(Annotated element entries)
+---+

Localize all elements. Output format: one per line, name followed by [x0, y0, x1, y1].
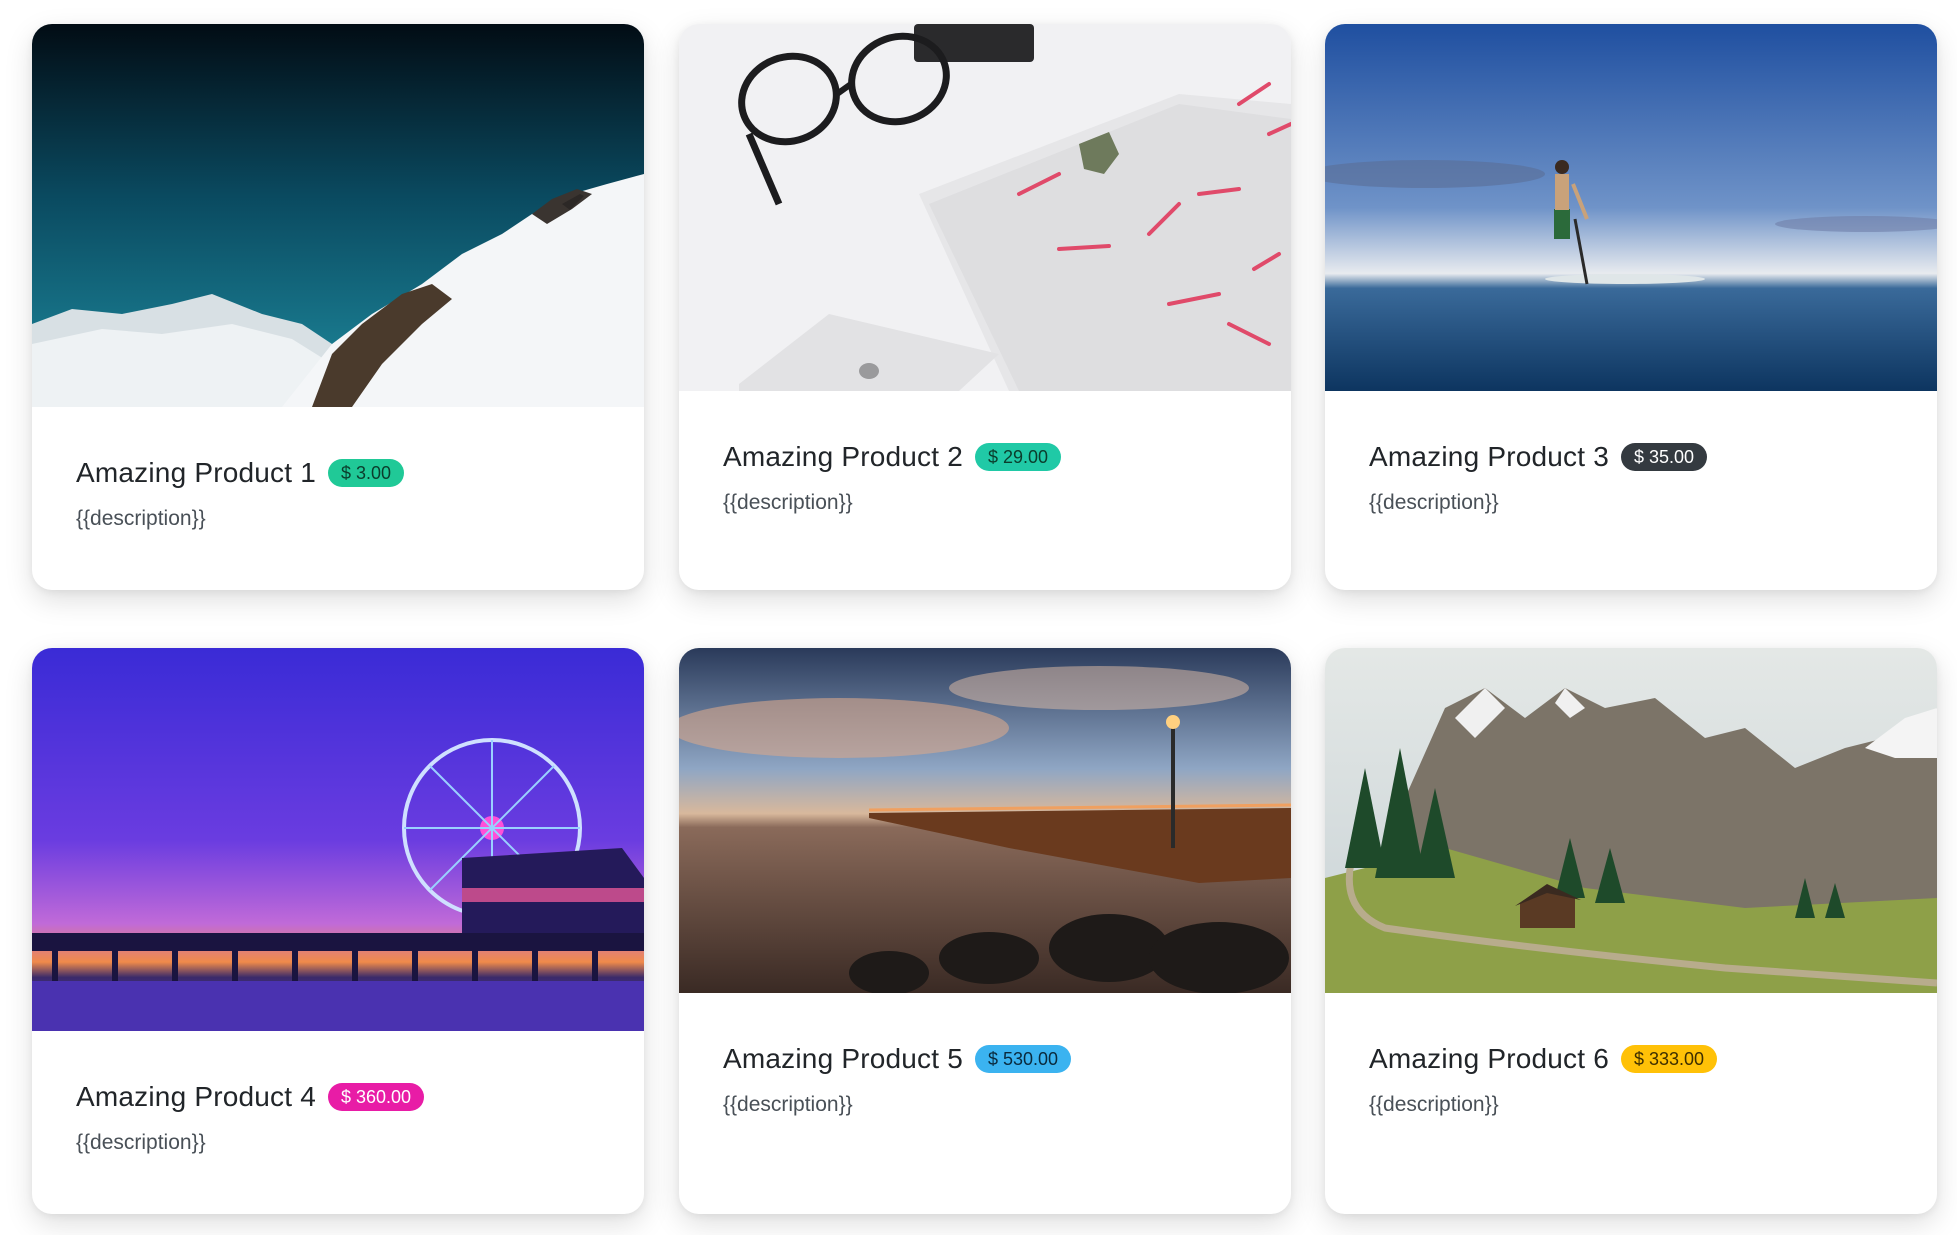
product-description: {{description}} [1369, 1093, 1499, 1116]
product-image-wooden-pier[interactable] [679, 648, 1291, 993]
product-title[interactable]: Amazing Product 3 [1369, 441, 1609, 473]
product-description: {{description}} [723, 491, 853, 514]
card-body: Amazing Product 6 $ 333.00 {{description… [1325, 993, 1937, 1117]
product-image-paddleboarder[interactable] [1325, 24, 1937, 391]
card-body: Amazing Product 4 $ 360.00 {{description… [32, 1031, 644, 1155]
product-image-alpine-valley[interactable] [1325, 648, 1937, 993]
product-title[interactable]: Amazing Product 5 [723, 1043, 963, 1075]
product-description: {{description}} [1369, 491, 1499, 514]
price-badge: $ 3.00 [327, 459, 405, 487]
card-body: Amazing Product 3 $ 35.00 {{description}… [1325, 391, 1937, 515]
product-title[interactable]: Amazing Product 1 [76, 457, 316, 489]
product-title[interactable]: Amazing Product 6 [1369, 1043, 1609, 1075]
price-badge: $ 35.00 [1620, 443, 1708, 471]
product-description: {{description}} [76, 507, 206, 530]
product-card[interactable]: Amazing Product 4 $ 360.00 {{description… [32, 648, 644, 1214]
product-image-glasses-desk[interactable] [679, 24, 1291, 391]
card-body: Amazing Product 1 $ 3.00 {{description}} [32, 407, 644, 531]
product-card[interactable]: Amazing Product 1 $ 3.00 {{description}} [32, 24, 644, 590]
product-image-snowy-mountain[interactable] [32, 24, 644, 407]
product-image-pier-ferris-wheel[interactable] [32, 648, 644, 1031]
product-card[interactable]: Amazing Product 3 $ 35.00 {{description}… [1325, 24, 1937, 590]
product-card[interactable]: Amazing Product 6 $ 333.00 {{description… [1325, 648, 1937, 1214]
price-badge: $ 360.00 [327, 1083, 425, 1111]
product-description: {{description}} [76, 1131, 206, 1154]
product-description: {{description}} [723, 1093, 853, 1116]
product-title[interactable]: Amazing Product 2 [723, 441, 963, 473]
card-body: Amazing Product 2 $ 29.00 {{description}… [679, 391, 1291, 515]
product-card[interactable]: Amazing Product 2 $ 29.00 {{description}… [679, 24, 1291, 590]
price-badge: $ 333.00 [1620, 1045, 1718, 1073]
price-badge: $ 530.00 [974, 1045, 1072, 1073]
card-body: Amazing Product 5 $ 530.00 {{description… [679, 993, 1291, 1117]
product-grid: Amazing Product 1 $ 3.00 {{description}} [0, 0, 1957, 1235]
product-title[interactable]: Amazing Product 4 [76, 1081, 316, 1113]
product-card[interactable]: Amazing Product 5 $ 530.00 {{description… [679, 648, 1291, 1214]
price-badge: $ 29.00 [974, 443, 1062, 471]
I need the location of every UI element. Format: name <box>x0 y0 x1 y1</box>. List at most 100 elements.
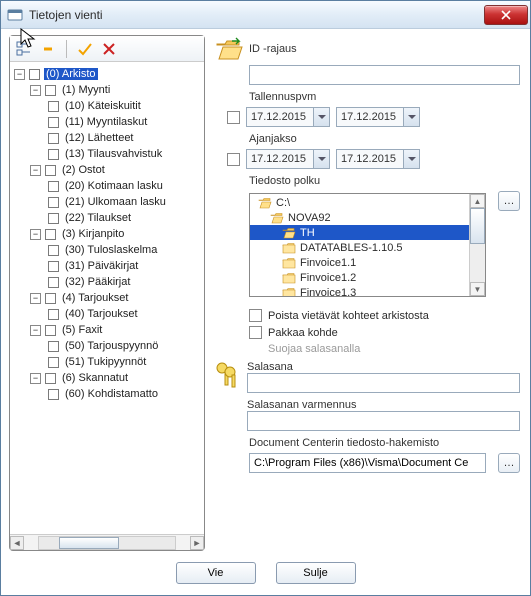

+---+

Please copy the data above line for line without any changes, leaving out the pictures.

Localize all elements. Output format: one per line, name followed by [x0, y0, x1, y1].
product-description: {{description}} [1369, 1093, 1499, 1116]
product-image-wooden-pier[interactable] [679, 648, 1291, 993]
product-title[interactable]: Amazing Product 3 [1369, 441, 1609, 473]
product-description: {{description}} [723, 491, 853, 514]
card-body: Amazing Product 6 $ 333.00 {{description… [1325, 993, 1937, 1117]
product-image-paddleboarder[interactable] [1325, 24, 1937, 391]
card-body: Amazing Product 4 $ 360.00 {{description… [32, 1031, 644, 1155]
product-image-alpine-valley[interactable] [1325, 648, 1937, 993]
product-title[interactable]: Amazing Product 5 [723, 1043, 963, 1075]
product-description: {{description}} [1369, 491, 1499, 514]
price-badge: $ 3.00 [327, 459, 405, 487]
card-body: Amazing Product 3 $ 35.00 {{description}… [1325, 391, 1937, 515]
product-title[interactable]: Amazing Product 1 [76, 457, 316, 489]
product-title[interactable]: Amazing Product 6 [1369, 1043, 1609, 1075]
price-badge: $ 35.00 [1620, 443, 1708, 471]
product-description: {{description}} [76, 507, 206, 530]
product-card[interactable]: Amazing Product 4 $ 360.00 {{description… [32, 648, 644, 1214]
product-image-glasses-desk[interactable] [679, 24, 1291, 391]
card-body: Amazing Product 1 $ 3.00 {{description}} [32, 407, 644, 531]
product-card[interactable]: Amazing Product 1 $ 3.00 {{description}} [32, 24, 644, 590]
product-image-snowy-mountain[interactable] [32, 24, 644, 407]
product-image-pier-ferris-wheel[interactable] [32, 648, 644, 1031]
product-card[interactable]: Amazing Product 3 $ 35.00 {{description}… [1325, 24, 1937, 590]
product-card[interactable]: Amazing Product 6 $ 333.00 {{description… [1325, 648, 1937, 1214]
price-badge: $ 360.00 [327, 1083, 425, 1111]
product-description: {{description}} [76, 1131, 206, 1154]
product-description: {{description}} [723, 1093, 853, 1116]
product-title[interactable]: Amazing Product 2 [723, 441, 963, 473]
card-body: Amazing Product 2 $ 29.00 {{description}… [679, 391, 1291, 515]
product-card[interactable]: Amazing Product 2 $ 29.00 {{description}… [679, 24, 1291, 590]
price-badge: $ 333.00 [1620, 1045, 1718, 1073]
price-badge: $ 530.00 [974, 1045, 1072, 1073]
card-body: Amazing Product 5 $ 530.00 {{description… [679, 993, 1291, 1117]
product-grid: Amazing Product 1 $ 3.00 {{description}} [0, 0, 1957, 1235]
product-title[interactable]: Amazing Product 4 [76, 1081, 316, 1113]
product-card[interactable]: Amazing Product 5 $ 530.00 {{description… [679, 648, 1291, 1214]
price-badge: $ 29.00 [974, 443, 1062, 471]
I need the location of every UI element. Format: name <box>x0 y0 x1 y1</box>. List at most 100 elements.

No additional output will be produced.